Problem description: Would it be possible to quote, exactly and in full, the lines from the one with "Type out the text in this image." through the end of the entries below?

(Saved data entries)
----------------------------------------

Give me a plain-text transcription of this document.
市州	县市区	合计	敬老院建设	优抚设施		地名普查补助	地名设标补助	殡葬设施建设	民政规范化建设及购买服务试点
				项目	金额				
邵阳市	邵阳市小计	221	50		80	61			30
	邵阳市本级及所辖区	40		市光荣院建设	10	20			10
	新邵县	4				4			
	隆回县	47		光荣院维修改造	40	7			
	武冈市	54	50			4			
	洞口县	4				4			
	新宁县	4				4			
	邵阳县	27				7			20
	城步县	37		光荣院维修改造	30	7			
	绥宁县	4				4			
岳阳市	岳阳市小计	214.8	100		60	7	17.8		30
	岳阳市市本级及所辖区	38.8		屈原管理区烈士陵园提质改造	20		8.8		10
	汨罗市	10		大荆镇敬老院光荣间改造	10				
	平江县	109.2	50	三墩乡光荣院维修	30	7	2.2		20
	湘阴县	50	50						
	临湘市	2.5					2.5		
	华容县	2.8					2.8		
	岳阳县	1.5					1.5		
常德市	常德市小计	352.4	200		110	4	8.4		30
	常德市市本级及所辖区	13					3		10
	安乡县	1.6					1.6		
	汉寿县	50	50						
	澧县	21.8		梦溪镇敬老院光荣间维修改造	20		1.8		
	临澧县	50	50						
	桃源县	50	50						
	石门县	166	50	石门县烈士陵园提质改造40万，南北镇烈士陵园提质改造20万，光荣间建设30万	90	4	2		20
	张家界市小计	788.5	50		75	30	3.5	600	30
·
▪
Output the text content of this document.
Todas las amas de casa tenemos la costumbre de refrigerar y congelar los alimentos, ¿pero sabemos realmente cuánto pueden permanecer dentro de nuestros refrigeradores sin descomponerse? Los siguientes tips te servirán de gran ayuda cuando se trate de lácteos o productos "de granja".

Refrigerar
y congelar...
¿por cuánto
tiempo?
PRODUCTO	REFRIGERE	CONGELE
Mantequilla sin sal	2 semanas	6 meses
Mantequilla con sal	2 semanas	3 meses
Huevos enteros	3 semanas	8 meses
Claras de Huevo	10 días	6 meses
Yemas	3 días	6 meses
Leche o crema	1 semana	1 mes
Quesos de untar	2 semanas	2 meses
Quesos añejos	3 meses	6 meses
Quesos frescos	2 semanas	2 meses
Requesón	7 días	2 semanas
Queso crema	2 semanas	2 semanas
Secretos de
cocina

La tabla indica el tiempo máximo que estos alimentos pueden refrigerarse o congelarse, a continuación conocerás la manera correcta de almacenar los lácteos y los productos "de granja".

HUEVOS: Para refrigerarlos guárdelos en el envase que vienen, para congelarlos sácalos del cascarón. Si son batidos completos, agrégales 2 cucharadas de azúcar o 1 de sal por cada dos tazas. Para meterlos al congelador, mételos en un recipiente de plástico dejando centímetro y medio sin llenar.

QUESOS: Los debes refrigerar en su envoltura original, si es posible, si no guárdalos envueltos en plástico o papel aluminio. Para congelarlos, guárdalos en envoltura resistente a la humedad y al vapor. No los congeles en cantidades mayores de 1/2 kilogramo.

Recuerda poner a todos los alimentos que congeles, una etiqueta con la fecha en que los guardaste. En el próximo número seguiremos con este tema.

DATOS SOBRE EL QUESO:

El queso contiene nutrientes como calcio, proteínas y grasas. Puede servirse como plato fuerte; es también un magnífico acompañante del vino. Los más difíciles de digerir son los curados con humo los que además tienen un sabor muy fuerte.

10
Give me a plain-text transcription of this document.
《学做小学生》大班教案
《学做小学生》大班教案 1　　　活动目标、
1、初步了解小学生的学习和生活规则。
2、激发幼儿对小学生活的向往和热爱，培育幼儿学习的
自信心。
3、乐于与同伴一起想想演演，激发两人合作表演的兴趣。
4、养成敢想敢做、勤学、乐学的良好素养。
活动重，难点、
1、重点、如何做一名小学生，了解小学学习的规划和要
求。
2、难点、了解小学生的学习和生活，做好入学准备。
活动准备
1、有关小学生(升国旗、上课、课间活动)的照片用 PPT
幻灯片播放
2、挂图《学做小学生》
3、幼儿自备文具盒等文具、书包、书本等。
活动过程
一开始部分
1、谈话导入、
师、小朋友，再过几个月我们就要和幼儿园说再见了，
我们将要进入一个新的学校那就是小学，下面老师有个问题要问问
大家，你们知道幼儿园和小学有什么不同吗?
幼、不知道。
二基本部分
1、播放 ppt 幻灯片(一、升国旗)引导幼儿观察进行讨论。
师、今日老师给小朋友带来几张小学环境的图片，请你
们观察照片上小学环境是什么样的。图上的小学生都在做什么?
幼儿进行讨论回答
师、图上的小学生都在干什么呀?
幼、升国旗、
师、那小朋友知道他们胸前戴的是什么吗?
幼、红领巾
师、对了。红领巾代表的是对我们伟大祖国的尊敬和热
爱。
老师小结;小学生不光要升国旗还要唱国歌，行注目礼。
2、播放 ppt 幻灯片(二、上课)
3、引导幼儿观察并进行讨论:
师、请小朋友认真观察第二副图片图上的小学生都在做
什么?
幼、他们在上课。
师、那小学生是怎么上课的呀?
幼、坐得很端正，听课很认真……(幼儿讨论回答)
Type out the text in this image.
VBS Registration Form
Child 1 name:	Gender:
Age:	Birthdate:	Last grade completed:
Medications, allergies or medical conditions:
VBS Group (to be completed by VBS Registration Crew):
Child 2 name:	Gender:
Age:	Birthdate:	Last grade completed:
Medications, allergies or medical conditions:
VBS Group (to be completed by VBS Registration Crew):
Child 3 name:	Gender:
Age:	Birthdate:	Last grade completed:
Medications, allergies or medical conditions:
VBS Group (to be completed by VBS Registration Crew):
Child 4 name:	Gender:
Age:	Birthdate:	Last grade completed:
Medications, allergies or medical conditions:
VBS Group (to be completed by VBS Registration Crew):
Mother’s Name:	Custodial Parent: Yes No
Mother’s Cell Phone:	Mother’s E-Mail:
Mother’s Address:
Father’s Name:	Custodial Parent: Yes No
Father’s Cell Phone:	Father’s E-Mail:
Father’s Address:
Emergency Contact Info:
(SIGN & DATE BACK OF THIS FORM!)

----------------------------------------

Answer to this task:
Type out the text in this image.
VBS Registration Form
Child 1 name:	Gender:
Age:	Birthdate:	Last grade completed:
Medications, allergies or medical conditions:
VBS Group (to be completed by VBS Registration Crew):
Child 2 name:	Gender:
Age:	Birthdate:	Last grade completed:
Medications, allergies or medical conditions:
VBS Group (to be completed by VBS Registration Crew):
Child 3 name:	Gender:
Age:	Birthdate:	Last grade completed:
Medications, allergies or medical conditions:
VBS Group (to be completed by VBS Registration Crew):
Child 4 name:	Gender:
Age:	Birthdate:	Last grade completed:
Medications, allergies or medical conditions:
VBS Group (to be completed by VBS Registration Crew):
Mother’s Name:	Custodial Parent: Yes No
Mother’s Cell Phone:	Mother’s E-Mail:
Mother’s Address:
Father’s Name:	Custodial Parent: Yes No
Father’s Cell Phone:	Father’s E-Mail:
Father’s Address:
Emergency Contact Info:
(SIGN & DATE BACK OF THIS FORM!)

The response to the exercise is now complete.